* _Required task_
Produce a word-for-word copy of the listing below without its pictures.

* _Information given_
○ ○ ○ ○
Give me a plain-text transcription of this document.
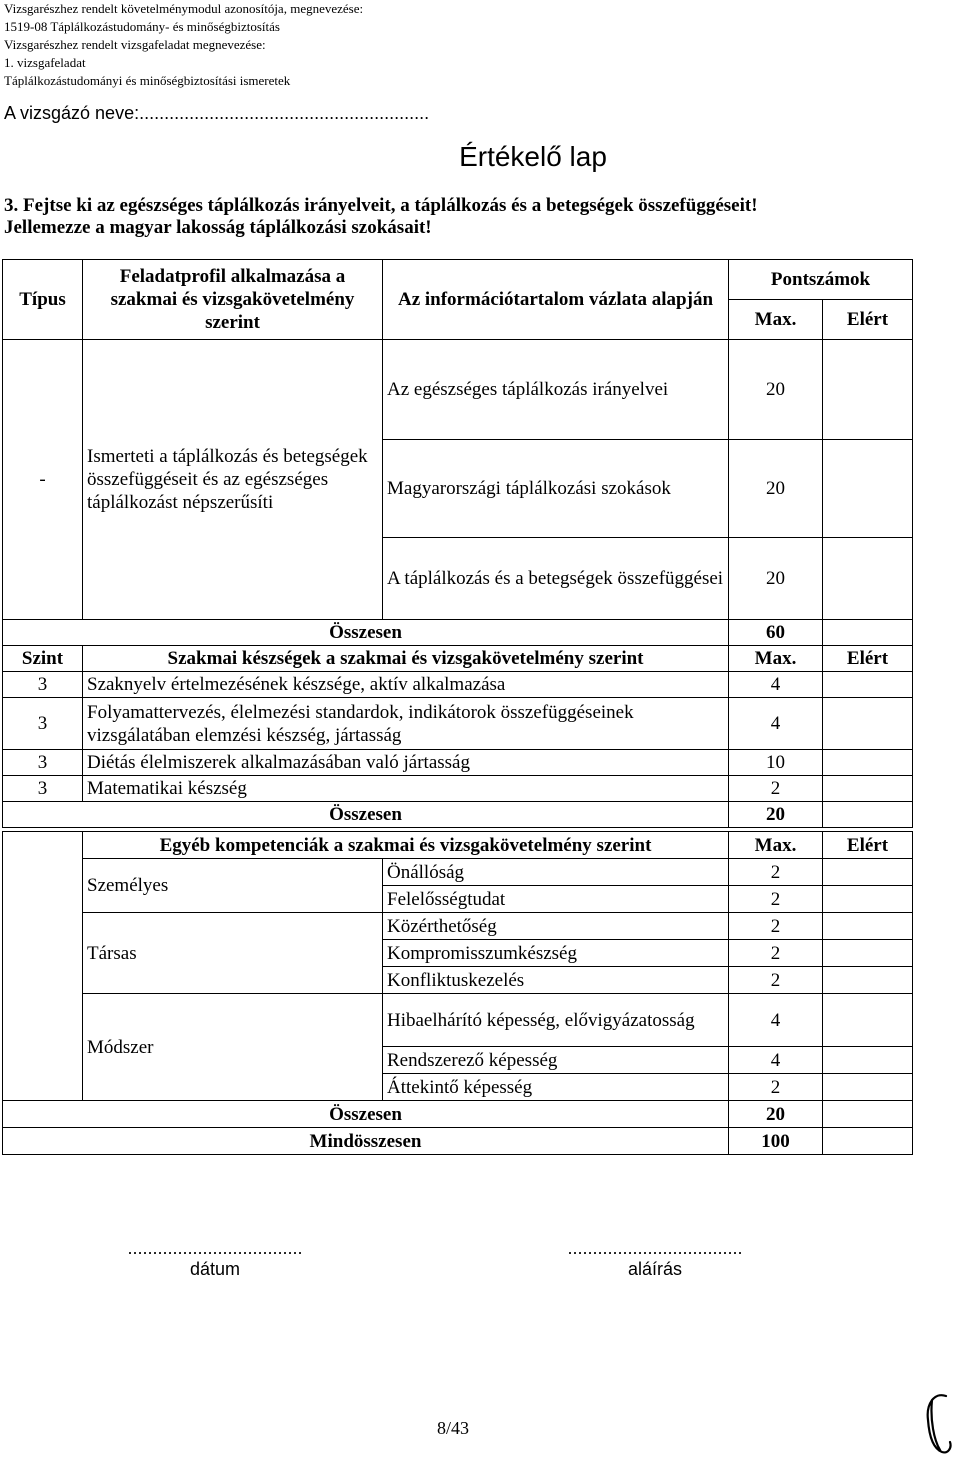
Vizsgarészhez rendelt követelménymodul azonosítója, megnevezése:
1519-08 Táplálkozástudomány- és minőségbiztosítás
Vizsgarészhez rendelt vizsgafeladat megnevezése:
1. vizsgafeladat
Táplálkozástudományi és minőségbiztosítási ismeretek
A vizsgázó neve:..........................................................
Értékelő lap
3. Fejtse ki az egészséges táplálkozás irányelveit, a táplálkozás és a betegségek összefüggéseit!
Jellemezze a magyar lakosság táplálkozási szokásait!
Típus	Feladatprofil alkalmazása a szakmai és vizsgakövetelmény szerint	Az információtartalom vázlata alapján	Pontszámok	
			Max.	Elért
-	Ismerteti a táplálkozás és betegségek összefüggéseit és az egészséges táplálkozást népszerűsíti	Az egészséges táplálkozás irányelvei	20	
		Magyarországi táplálkozási szokások	20	
		A táplálkozás és a betegségek összefüggései	20	
Összesen			60	
Szint	Szakmai készségek a szakmai és vizsgakövetelmény szerint	Max.	Elért
3	Szaknyelv értelmezésének készsége, aktív alkalmazása	4	
3	Folyamattervezés, élelmezési standardok, indikátorok összefüggéseinek vizsgálatában elemzési készség, jártasság	4	
3	Diétás élelmiszerek alkalmazásában való jártasság	10	
3	Matematikai készség	2	
Összesen		20	
	Egyéb kompetenciák a szakmai és vizsgakövetelmény szerint		Max.	Elért
	Személyes	Önállóság	2	
		Felelősségtudat	2	
	Társas	Közérthetőség	2	
		Kompromisszumkészség	2	
		Konfliktuskezelés	2	
	Módszer	Hibaelhárító képesség, elővigyázatosság	4	
		Rendszerező képesség	4	
		Áttekintő képesség	2	
Összesen			20	
Mindösszesen			100	
...................................
dátum
...................................
aláírás
8/43
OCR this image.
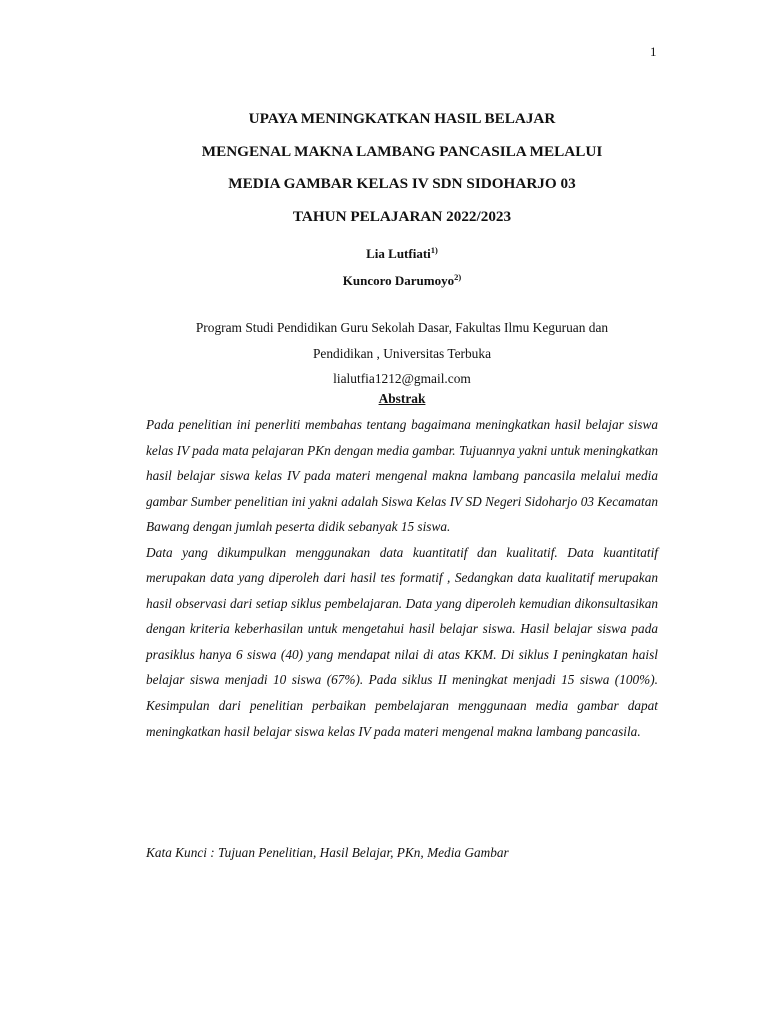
1
UPAYA MENINGKATKAN HASIL BELAJAR
MENGENAL MAKNA LAMBANG PANCASILA MELALUI
MEDIA GAMBAR KELAS IV SDN SIDOHARJO 03
TAHUN PELAJARAN 2022/2023
Lia Lutfiati$^{1)}$
Kuncoro Darumoyo$^{2)}$
Program Studi Pendidikan Guru Sekolah Dasar, Fakultas Ilmu Keguruan dan
Pendidikan , Universitas Terbuka
lialutfia1212@gmail.com
Abstrak

Pada penelitian ini penerliti membahas tentang bagaimana meningkatkan hasil belajar siswa kelas IV pada mata pelajaran PKn dengan media gambar. Tujuannya yakni untuk meningkatkan hasil belajar siswa kelas IV pada materi mengenal makna lambang pancasila melalui media gambar Sumber penelitian ini yakni adalah Siswa Kelas IV SD Negeri Sidoharjo 03 Kecamatan Bawang dengan jumlah peserta didik sebanyak 15 siswa.

Data yang dikumpulkan menggunakan data kuantitatif dan kualitatif. Data kuantitatif merupakan data yang diperoleh dari hasil tes formatif , Sedangkan data kualitatif merupakan hasil observasi dari setiap siklus pembelajaran. Data yang diperoleh kemudian dikonsultasikan dengan kriteria keberhasilan untuk mengetahui hasil belajar siswa. Hasil belajar siswa pada prasiklus hanya 6 siswa (40) yang mendapat nilai di atas KKM. Di siklus I peningkatan haisl belajar siswa menjadi 10 siswa (67%). Pada siklus II meningkat menjadi 15 siswa (100%). Kesimpulan dari penelitian perbaikan pembelajaran menggunaan media gambar dapat meningkatkan hasil belajar siswa kelas IV pada materi mengenal makna lambang pancasila.

Kata Kunci : Tujuan Penelitian, Hasil Belajar, PKn, Media Gambar
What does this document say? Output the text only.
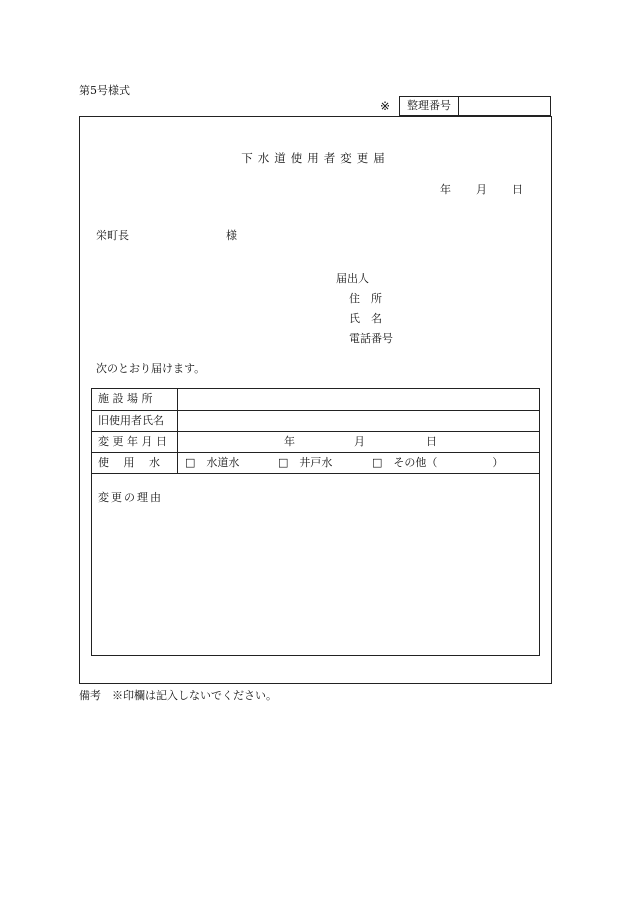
第5号様式
※	整理番号
下水道使用者変更届
年 月 日
栄町長	様
届出人
住　所
氏　名
電話番号
次のとおり届けます。
施 設 場 所
旧使用者氏名
変 更 年 月 日	年	月	日
使　 用　 水	□　水道水	□　井戸水	□　その他（　　　　　）
変更の理由
備考　※印欄は記入しないでください。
○ ○ ○ ○
* _Right answer_
Give me a plain-text transcription of this document.
Vizsgarészhez rendelt követelménymodul azonosítója, megnevezése:
1519-08 Táplálkozástudomány- és minőségbiztosítás
Vizsgarészhez rendelt vizsgafeladat megnevezése:
1. vizsgafeladat
Táplálkozástudományi és minőségbiztosítási ismeretek
A vizsgázó neve:..........................................................
Értékelő lap
3. Fejtse ki az egészséges táplálkozás irányelveit, a táplálkozás és a betegségek összefüggéseit!
Jellemezze a magyar lakosság táplálkozási szokásait!
Típus	Feladatprofil alkalmazása a szakmai és vizsgakövetelmény szerint	Az információtartalom vázlata alapján	Pontszámok	
			Max.	Elért
-	Ismerteti a táplálkozás és betegségek összefüggéseit és az egészséges táplálkozást népszerűsíti	Az egészséges táplálkozás irányelvei	20	
		Magyarországi táplálkozási szokások	20	
		A táplálkozás és a betegségek összefüggései	20	
Összesen			60	
Szint	Szakmai készségek a szakmai és vizsgakövetelmény szerint	Max.	Elért
3	Szaknyelv értelmezésének készsége, aktív alkalmazása	4	
3	Folyamattervezés, élelmezési standardok, indikátorok összefüggéseinek vizsgálatában elemzési készség, jártasság	4	
3	Diétás élelmiszerek alkalmazásában való jártasság	10	
3	Matematikai készség	2	
Összesen		20	
	Egyéb kompetenciák a szakmai és vizsgakövetelmény szerint		Max.	Elért
	Személyes	Önállóság	2	
		Felelősségtudat	2	
	Társas	Közérthetőség	2	
		Kompromisszumkészség	2	
		Konfliktuskezelés	2	
	Módszer	Hibaelhárító képesség, elővigyázatosság	4	
		Rendszerező képesség	4	
		Áttekintő képesség	2	
Összesen			20	
Mindösszesen			100	
...................................
dátum
...................................
aláírás
8/43
OCR this image.
1
UPAYA MENINGKATKAN HASIL BELAJAR
MENGENAL MAKNA LAMBANG PANCASILA MELALUI
MEDIA GAMBAR KELAS IV SDN SIDOHARJO 03
TAHUN PELAJARAN 2022/2023
Lia Lutfiati$^{1)}$
Kuncoro Darumoyo$^{2)}$
Program Studi Pendidikan Guru Sekolah Dasar, Fakultas Ilmu Keguruan dan
Pendidikan , Universitas Terbuka
lialutfia1212@gmail.com
Abstrak

Pada penelitian ini penerliti membahas tentang bagaimana meningkatkan hasil belajar siswa kelas IV pada mata pelajaran PKn dengan media gambar. Tujuannya yakni untuk meningkatkan hasil belajar siswa kelas IV pada materi mengenal makna lambang pancasila melalui media gambar Sumber penelitian ini yakni adalah Siswa Kelas IV SD Negeri Sidoharjo 03 Kecamatan Bawang dengan jumlah peserta didik sebanyak 15 siswa.

Data yang dikumpulkan menggunakan data kuantitatif dan kualitatif. Data kuantitatif merupakan data yang diperoleh dari hasil tes formatif , Sedangkan data kualitatif merupakan hasil observasi dari setiap siklus pembelajaran. Data yang diperoleh kemudian dikonsultasikan dengan kriteria keberhasilan untuk mengetahui hasil belajar siswa. Hasil belajar siswa pada prasiklus hanya 6 siswa (40) yang mendapat nilai di atas KKM. Di siklus I peningkatan haisl belajar siswa menjadi 10 siswa (67%). Pada siklus II meningkat menjadi 15 siswa (100%). Kesimpulan dari penelitian perbaikan pembelajaran menggunaan media gambar dapat meningkatkan hasil belajar siswa kelas IV pada materi mengenal makna lambang pancasila.

Kata Kunci : Tujuan Penelitian, Hasil Belajar, PKn, Media Gambar
What does this document say? Output the text only.
第5号様式
※	整理番号
下水道使用者変更届
年 月 日
栄町長	様
届出人
住　所
氏　名
電話番号
次のとおり届けます。
施 設 場 所
旧使用者氏名
変 更 年 月 日	年	月	日
使　 用　 水	□　水道水	□　井戸水	□　その他（　　　　　）
変更の理由
備考　※印欄は記入しないでください。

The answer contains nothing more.